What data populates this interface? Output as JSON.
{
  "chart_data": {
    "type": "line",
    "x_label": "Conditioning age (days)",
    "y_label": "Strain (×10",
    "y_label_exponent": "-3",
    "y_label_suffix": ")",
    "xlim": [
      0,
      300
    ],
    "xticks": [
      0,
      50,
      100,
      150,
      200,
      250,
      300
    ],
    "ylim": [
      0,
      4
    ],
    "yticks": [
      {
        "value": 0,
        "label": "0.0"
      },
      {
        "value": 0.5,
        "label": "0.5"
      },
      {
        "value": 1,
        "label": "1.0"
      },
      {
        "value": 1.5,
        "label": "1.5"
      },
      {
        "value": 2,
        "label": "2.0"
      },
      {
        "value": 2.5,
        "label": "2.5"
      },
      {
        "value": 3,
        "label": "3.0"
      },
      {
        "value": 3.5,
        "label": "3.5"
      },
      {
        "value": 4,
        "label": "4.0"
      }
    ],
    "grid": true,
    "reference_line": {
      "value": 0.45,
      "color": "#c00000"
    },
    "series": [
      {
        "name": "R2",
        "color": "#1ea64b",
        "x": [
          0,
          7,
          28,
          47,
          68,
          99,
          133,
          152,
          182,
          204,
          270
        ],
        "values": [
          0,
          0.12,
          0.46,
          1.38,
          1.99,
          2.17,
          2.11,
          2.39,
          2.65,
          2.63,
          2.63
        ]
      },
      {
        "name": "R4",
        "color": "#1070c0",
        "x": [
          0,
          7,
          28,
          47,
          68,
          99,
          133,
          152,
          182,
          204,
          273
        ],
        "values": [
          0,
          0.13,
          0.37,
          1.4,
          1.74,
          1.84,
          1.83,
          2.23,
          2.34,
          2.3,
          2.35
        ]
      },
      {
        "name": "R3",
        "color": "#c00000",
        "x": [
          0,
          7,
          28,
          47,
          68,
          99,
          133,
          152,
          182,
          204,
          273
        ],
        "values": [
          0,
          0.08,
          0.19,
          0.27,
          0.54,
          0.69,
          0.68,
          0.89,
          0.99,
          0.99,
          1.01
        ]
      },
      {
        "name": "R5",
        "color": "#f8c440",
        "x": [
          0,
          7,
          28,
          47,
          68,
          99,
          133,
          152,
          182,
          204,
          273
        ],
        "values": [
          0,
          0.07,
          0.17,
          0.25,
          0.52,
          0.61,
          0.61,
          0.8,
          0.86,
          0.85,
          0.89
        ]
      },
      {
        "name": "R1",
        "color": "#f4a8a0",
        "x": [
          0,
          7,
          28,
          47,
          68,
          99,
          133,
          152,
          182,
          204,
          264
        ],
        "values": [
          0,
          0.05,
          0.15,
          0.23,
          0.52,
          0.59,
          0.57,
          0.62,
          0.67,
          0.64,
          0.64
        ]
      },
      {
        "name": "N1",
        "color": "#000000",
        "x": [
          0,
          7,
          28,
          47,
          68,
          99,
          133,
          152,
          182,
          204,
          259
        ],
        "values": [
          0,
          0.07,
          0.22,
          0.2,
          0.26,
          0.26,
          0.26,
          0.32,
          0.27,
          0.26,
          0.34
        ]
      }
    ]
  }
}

###

To do. Find all lines where the word "color" appears. Copy them.

Response.
      "color": "#c00000"
        "color": "#1ea64b",
        "color": "#1070c0",
        "color": "#c00000",
        "color": "#f8c440",
        "color": "#f4a8a0",
        "color": "#000000",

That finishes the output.